What is needed here is an exact copy of every entry.

___ Records to use ___

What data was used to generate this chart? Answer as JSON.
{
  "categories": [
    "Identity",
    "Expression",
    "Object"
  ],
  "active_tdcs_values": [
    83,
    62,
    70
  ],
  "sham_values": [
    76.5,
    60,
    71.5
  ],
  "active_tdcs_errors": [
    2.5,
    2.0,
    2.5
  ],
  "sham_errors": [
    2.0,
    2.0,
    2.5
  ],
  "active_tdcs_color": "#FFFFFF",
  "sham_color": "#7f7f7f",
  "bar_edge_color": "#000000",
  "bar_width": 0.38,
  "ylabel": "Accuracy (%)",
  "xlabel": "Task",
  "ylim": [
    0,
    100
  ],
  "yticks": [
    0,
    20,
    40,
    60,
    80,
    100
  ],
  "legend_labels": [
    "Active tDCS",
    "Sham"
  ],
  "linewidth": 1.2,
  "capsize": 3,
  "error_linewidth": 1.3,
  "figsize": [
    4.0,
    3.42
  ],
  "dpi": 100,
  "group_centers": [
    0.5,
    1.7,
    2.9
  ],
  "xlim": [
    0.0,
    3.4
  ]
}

___

== Exercise answer ==
What data was used to generate this chart? Answer as JSON.
{
  "categories": [
    "Identity",
    "Expression",
    "Object"
  ],
  "active_tdcs_values": [
    83,
    62,
    70
  ],
  "sham_values": [
    76.5,
    60,
    71.5
  ],
  "active_tdcs_errors": [
    2.5,
    2.0,
    2.5
  ],
  "sham_errors": [
    2.0,
    2.0,
    2.5
  ],
  "active_tdcs_color": "#FFFFFF",
  "sham_color": "#7f7f7f",
  "bar_edge_color": "#000000",
  "bar_width": 0.38,
  "ylabel": "Accuracy (%)",
  "xlabel": "Task",
  "ylim": [
    0,
    100
  ],
  "yticks": [
    0,
    20,
    40,
    60,
    80,
    100
  ],
  "legend_labels": [
    "Active tDCS",
    "Sham"
  ],
  "linewidth": 1.2,
  "capsize": 3,
  "error_linewidth": 1.3,
  "figsize": [
    4.0,
    3.42
  ],
  "dpi": 100,
  "group_centers": [
    0.5,
    1.7,
    2.9
  ],
  "xlim": [
    0.0,
    3.4
  ]
}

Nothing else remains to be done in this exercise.